• [Given exercise]: Give the number of lines that include the word "breadcrumb", and nothing else.
--- BEGIN Exercise input ---
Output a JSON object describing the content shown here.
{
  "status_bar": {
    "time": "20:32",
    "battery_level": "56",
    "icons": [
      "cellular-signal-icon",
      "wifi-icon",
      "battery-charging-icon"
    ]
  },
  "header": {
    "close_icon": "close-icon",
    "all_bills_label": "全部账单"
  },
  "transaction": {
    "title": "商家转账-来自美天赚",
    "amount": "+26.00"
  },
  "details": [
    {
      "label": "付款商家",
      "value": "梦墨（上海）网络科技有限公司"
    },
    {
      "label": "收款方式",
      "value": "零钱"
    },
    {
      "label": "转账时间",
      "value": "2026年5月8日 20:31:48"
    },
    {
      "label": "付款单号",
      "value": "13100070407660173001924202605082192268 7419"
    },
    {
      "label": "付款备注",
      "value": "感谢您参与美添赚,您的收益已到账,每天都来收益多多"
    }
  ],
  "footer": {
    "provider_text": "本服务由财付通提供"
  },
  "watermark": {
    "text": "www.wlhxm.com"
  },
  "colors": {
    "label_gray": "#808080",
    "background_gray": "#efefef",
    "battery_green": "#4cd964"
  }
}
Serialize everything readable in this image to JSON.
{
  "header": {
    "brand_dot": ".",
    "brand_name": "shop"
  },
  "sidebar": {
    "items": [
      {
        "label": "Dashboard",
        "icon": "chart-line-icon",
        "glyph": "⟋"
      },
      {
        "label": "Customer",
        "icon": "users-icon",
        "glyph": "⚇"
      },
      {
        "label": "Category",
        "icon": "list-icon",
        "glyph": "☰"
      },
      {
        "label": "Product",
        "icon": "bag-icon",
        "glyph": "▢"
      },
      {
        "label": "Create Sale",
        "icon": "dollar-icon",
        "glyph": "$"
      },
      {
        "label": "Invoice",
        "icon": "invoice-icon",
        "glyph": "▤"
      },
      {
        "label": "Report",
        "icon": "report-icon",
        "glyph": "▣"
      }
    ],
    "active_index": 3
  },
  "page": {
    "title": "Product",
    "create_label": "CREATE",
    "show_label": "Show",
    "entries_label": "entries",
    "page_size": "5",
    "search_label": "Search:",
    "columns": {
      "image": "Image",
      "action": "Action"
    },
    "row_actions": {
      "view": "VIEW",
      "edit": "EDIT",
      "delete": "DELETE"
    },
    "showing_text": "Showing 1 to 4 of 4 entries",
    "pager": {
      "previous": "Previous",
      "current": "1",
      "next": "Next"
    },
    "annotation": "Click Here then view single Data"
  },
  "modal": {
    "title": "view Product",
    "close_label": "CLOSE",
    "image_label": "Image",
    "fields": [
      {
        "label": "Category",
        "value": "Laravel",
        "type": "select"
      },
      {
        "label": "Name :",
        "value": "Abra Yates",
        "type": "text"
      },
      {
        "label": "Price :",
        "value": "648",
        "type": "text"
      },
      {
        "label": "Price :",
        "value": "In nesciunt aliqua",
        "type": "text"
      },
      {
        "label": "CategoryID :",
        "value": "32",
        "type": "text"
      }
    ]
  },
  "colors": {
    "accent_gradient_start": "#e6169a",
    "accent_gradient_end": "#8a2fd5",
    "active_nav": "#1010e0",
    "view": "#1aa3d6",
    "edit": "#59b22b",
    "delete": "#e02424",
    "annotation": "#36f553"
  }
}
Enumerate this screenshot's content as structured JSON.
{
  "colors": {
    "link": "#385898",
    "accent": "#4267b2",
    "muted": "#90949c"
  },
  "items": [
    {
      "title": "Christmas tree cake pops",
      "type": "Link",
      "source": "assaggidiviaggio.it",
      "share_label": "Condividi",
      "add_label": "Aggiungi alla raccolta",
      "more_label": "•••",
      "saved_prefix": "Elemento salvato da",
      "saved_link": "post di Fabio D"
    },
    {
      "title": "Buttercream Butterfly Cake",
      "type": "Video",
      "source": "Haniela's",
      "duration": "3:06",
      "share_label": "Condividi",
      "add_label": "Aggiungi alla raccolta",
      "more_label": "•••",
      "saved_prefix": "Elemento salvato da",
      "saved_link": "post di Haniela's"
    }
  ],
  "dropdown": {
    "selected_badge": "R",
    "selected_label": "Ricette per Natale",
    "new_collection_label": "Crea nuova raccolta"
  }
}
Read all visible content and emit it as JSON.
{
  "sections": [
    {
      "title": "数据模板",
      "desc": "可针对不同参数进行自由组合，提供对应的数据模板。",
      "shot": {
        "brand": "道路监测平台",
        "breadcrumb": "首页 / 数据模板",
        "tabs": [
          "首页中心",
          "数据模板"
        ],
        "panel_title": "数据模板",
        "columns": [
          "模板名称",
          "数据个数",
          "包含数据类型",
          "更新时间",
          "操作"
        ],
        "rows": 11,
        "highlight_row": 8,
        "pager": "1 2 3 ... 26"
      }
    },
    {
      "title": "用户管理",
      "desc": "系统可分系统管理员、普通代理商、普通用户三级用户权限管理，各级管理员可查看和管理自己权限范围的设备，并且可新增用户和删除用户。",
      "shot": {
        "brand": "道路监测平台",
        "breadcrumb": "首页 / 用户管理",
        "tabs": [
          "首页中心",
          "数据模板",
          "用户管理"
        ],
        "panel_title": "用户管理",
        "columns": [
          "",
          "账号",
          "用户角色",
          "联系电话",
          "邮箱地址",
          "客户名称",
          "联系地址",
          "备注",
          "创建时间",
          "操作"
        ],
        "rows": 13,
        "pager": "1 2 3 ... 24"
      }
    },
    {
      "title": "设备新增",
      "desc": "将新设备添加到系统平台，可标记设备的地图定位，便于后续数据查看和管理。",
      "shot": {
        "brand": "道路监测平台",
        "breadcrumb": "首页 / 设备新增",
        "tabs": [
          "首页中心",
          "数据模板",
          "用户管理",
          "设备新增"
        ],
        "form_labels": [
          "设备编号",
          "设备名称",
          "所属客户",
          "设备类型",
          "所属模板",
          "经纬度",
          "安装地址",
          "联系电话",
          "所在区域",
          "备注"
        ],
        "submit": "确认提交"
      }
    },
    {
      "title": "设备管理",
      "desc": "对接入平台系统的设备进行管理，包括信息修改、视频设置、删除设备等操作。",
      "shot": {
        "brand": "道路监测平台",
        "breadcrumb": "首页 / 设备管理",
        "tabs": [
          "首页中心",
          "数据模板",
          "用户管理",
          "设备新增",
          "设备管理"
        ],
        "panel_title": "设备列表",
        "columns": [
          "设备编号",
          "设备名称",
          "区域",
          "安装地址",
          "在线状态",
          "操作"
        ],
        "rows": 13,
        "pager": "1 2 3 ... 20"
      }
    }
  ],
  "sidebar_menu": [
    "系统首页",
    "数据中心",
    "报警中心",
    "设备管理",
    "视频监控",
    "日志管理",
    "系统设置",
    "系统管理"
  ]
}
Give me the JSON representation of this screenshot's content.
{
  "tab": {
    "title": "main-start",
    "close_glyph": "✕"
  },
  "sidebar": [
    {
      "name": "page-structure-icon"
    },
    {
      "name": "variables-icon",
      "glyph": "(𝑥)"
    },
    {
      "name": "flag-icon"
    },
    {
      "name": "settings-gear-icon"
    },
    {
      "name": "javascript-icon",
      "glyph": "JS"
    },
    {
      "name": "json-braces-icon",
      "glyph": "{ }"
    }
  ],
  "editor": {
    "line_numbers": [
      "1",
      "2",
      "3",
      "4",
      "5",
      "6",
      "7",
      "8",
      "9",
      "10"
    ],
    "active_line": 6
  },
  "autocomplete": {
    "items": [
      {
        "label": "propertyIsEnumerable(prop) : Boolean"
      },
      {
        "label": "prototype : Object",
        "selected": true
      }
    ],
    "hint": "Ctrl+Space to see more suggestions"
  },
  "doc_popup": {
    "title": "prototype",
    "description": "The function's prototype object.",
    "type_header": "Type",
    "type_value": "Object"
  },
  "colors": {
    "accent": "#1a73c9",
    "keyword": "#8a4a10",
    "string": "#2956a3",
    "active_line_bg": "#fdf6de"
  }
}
--- END Exercise input ---
• [Task output]: 4